[Start of Provided material]

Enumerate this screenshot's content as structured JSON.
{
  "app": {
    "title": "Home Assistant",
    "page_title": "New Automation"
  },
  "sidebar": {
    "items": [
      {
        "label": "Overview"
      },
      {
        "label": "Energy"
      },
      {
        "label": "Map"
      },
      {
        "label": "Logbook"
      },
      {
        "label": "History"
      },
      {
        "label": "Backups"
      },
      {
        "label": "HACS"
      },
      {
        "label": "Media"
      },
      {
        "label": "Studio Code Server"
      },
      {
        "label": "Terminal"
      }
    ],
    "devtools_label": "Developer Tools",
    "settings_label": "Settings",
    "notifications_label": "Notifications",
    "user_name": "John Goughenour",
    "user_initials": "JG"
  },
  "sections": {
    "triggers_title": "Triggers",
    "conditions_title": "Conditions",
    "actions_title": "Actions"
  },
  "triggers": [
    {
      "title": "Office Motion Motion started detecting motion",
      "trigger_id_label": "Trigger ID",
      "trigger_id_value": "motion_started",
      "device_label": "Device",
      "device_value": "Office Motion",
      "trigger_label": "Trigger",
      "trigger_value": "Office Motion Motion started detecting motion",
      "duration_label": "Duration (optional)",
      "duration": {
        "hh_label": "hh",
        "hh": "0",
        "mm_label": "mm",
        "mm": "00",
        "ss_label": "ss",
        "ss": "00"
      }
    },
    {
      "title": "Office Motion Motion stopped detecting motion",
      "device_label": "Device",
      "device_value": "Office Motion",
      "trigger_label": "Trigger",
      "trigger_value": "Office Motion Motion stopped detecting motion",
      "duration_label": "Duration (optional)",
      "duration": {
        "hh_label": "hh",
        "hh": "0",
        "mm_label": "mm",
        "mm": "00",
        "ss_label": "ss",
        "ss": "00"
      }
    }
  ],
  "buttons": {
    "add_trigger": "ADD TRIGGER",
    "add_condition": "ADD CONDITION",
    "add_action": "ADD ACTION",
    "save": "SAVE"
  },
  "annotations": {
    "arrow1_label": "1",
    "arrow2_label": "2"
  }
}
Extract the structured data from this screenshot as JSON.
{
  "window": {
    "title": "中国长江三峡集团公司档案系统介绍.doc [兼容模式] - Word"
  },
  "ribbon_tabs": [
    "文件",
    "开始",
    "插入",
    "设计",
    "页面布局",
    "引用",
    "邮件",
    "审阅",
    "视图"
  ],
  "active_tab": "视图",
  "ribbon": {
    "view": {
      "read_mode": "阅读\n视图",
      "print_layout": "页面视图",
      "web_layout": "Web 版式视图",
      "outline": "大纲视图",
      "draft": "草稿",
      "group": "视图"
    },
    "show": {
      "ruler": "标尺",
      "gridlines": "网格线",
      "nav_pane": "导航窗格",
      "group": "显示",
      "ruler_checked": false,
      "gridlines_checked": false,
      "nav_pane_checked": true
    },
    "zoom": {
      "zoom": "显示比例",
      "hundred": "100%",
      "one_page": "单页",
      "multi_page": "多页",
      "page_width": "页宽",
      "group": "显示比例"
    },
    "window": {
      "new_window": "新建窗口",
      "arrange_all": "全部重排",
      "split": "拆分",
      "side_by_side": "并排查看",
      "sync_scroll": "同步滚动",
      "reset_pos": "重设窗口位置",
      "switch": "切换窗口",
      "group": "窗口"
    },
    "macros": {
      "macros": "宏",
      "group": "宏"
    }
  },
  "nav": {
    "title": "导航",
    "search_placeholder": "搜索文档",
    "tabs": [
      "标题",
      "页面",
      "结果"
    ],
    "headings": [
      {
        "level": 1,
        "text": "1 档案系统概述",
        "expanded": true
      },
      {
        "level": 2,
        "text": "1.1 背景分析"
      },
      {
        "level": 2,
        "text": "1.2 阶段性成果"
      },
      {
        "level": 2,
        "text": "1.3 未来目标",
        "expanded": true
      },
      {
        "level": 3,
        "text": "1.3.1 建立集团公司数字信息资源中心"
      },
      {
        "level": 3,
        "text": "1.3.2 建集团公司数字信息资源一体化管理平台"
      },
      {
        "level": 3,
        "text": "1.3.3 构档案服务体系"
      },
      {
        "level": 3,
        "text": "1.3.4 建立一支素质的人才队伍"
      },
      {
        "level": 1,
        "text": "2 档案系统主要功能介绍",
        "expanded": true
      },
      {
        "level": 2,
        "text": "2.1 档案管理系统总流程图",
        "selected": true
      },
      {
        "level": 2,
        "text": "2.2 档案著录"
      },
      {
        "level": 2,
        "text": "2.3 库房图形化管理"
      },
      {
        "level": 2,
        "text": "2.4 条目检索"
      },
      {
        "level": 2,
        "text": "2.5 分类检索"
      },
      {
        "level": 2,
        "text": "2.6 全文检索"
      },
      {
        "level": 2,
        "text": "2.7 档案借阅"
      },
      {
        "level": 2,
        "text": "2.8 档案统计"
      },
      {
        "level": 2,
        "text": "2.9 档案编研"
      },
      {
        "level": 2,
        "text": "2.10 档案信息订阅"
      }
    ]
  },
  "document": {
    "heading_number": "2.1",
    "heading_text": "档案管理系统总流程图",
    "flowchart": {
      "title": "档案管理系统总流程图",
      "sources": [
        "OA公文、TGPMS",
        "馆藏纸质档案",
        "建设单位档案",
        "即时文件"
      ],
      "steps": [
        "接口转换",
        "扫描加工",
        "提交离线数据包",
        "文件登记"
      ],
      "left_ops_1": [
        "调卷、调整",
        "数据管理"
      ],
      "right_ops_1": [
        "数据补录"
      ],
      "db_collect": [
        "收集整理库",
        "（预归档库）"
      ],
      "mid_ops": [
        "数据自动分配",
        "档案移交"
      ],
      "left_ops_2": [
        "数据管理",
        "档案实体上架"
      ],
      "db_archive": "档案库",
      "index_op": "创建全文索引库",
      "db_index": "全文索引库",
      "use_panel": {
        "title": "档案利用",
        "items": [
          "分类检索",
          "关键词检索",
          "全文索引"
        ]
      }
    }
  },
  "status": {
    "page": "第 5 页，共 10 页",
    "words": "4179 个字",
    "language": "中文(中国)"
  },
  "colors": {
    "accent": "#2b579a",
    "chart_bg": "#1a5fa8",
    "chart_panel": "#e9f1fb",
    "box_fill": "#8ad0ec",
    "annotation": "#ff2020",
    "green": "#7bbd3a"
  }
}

[End of Provided material]

* Set task
The records above must be repeated exactly, every one of them.

* Result of this exercise
Enumerate this screenshot's content as structured JSON.
{
  "app": {
    "title": "Home Assistant",
    "page_title": "New Automation"
  },
  "sidebar": {
    "items": [
      {
        "label": "Overview"
      },
      {
        "label": "Energy"
      },
      {
        "label": "Map"
      },
      {
        "label": "Logbook"
      },
      {
        "label": "History"
      },
      {
        "label": "Backups"
      },
      {
        "label": "HACS"
      },
      {
        "label": "Media"
      },
      {
        "label": "Studio Code Server"
      },
      {
        "label": "Terminal"
      }
    ],
    "devtools_label": "Developer Tools",
    "settings_label": "Settings",
    "notifications_label": "Notifications",
    "user_name": "John Goughenour",
    "user_initials": "JG"
  },
  "sections": {
    "triggers_title": "Triggers",
    "conditions_title": "Conditions",
    "actions_title": "Actions"
  },
  "triggers": [
    {
      "title": "Office Motion Motion started detecting motion",
      "trigger_id_label": "Trigger ID",
      "trigger_id_value": "motion_started",
      "device_label": "Device",
      "device_value": "Office Motion",
      "trigger_label": "Trigger",
      "trigger_value": "Office Motion Motion started detecting motion",
      "duration_label": "Duration (optional)",
      "duration": {
        "hh_label": "hh",
        "hh": "0",
        "mm_label": "mm",
        "mm": "00",
        "ss_label": "ss",
        "ss": "00"
      }
    },
    {
      "title": "Office Motion Motion stopped detecting motion",
      "device_label": "Device",
      "device_value": "Office Motion",
      "trigger_label": "Trigger",
      "trigger_value": "Office Motion Motion stopped detecting motion",
      "duration_label": "Duration (optional)",
      "duration": {
        "hh_label": "hh",
        "hh": "0",
        "mm_label": "mm",
        "mm": "00",
        "ss_label": "ss",
        "ss": "00"
      }
    }
  ],
  "buttons": {
    "add_trigger": "ADD TRIGGER",
    "add_condition": "ADD CONDITION",
    "add_action": "ADD ACTION",
    "save": "SAVE"
  },
  "annotations": {
    "arrow1_label": "1",
    "arrow2_label": "2"
  }
}
Extract the structured data from this screenshot as JSON.
{
  "window": {
    "title": "中国长江三峡集团公司档案系统介绍.doc [兼容模式] - Word"
  },
  "ribbon_tabs": [
    "文件",
    "开始",
    "插入",
    "设计",
    "页面布局",
    "引用",
    "邮件",
    "审阅",
    "视图"
  ],
  "active_tab": "视图",
  "ribbon": {
    "view": {
      "read_mode": "阅读\n视图",
      "print_layout": "页面视图",
      "web_layout": "Web 版式视图",
      "outline": "大纲视图",
      "draft": "草稿",
      "group": "视图"
    },
    "show": {
      "ruler": "标尺",
      "gridlines": "网格线",
      "nav_pane": "导航窗格",
      "group": "显示",
      "ruler_checked": false,
      "gridlines_checked": false,
      "nav_pane_checked": true
    },
    "zoom": {
      "zoom": "显示比例",
      "hundred": "100%",
      "one_page": "单页",
      "multi_page": "多页",
      "page_width": "页宽",
      "group": "显示比例"
    },
    "window": {
      "new_window": "新建窗口",
      "arrange_all": "全部重排",
      "split": "拆分",
      "side_by_side": "并排查看",
      "sync_scroll": "同步滚动",
      "reset_pos": "重设窗口位置",
      "switch": "切换窗口",
      "group": "窗口"
    },
    "macros": {
      "macros": "宏",
      "group": "宏"
    }
  },
  "nav": {
    "title": "导航",
    "search_placeholder": "搜索文档",
    "tabs": [
      "标题",
      "页面",
      "结果"
    ],
    "headings": [
      {
        "level": 1,
        "text": "1 档案系统概述",
        "expanded": true
      },
      {
        "level": 2,
        "text": "1.1 背景分析"
      },
      {
        "level": 2,
        "text": "1.2 阶段性成果"
      },
      {
        "level": 2,
        "text": "1.3 未来目标",
        "expanded": true
      },
      {
        "level": 3,
        "text": "1.3.1 建立集团公司数字信息资源中心"
      },
      {
        "level": 3,
        "text": "1.3.2 建集团公司数字信息资源一体化管理平台"
      },
      {
        "level": 3,
        "text": "1.3.3 构档案服务体系"
      },
      {
        "level": 3,
        "text": "1.3.4 建立一支素质的人才队伍"
      },
      {
        "level": 1,
        "text": "2 档案系统主要功能介绍",
        "expanded": true
      },
      {
        "level": 2,
        "text": "2.1 档案管理系统总流程图",
        "selected": true
      },
      {
        "level": 2,
        "text": "2.2 档案著录"
      },
      {
        "level": 2,
        "text": "2.3 库房图形化管理"
      },
      {
        "level": 2,
        "text": "2.4 条目检索"
      },
      {
        "level": 2,
        "text": "2.5 分类检索"
      },
      {
        "level": 2,
        "text": "2.6 全文检索"
      },
      {
        "level": 2,
        "text": "2.7 档案借阅"
      },
      {
        "level": 2,
        "text": "2.8 档案统计"
      },
      {
        "level": 2,
        "text": "2.9 档案编研"
      },
      {
        "level": 2,
        "text": "2.10 档案信息订阅"
      }
    ]
  },
  "document": {
    "heading_number": "2.1",
    "heading_text": "档案管理系统总流程图",
    "flowchart": {
      "title": "档案管理系统总流程图",
      "sources": [
        "OA公文、TGPMS",
        "馆藏纸质档案",
        "建设单位档案",
        "即时文件"
      ],
      "steps": [
        "接口转换",
        "扫描加工",
        "提交离线数据包",
        "文件登记"
      ],
      "left_ops_1": [
        "调卷、调整",
        "数据管理"
      ],
      "right_ops_1": [
        "数据补录"
      ],
      "db_collect": [
        "收集整理库",
        "（预归档库）"
      ],
      "mid_ops": [
        "数据自动分配",
        "档案移交"
      ],
      "left_ops_2": [
        "数据管理",
        "档案实体上架"
      ],
      "db_archive": "档案库",
      "index_op": "创建全文索引库",
      "db_index": "全文索引库",
      "use_panel": {
        "title": "档案利用",
        "items": [
          "分类检索",
          "关键词检索",
          "全文索引"
        ]
      }
    }
  },
  "status": {
    "page": "第 5 页，共 10 页",
    "words": "4179 个字",
    "language": "中文(中国)"
  },
  "colors": {
    "accent": "#2b579a",
    "chart_bg": "#1a5fa8",
    "chart_panel": "#e9f1fb",
    "box_fill": "#8ad0ec",
    "annotation": "#ff2020",
    "green": "#7bbd3a"
  }
}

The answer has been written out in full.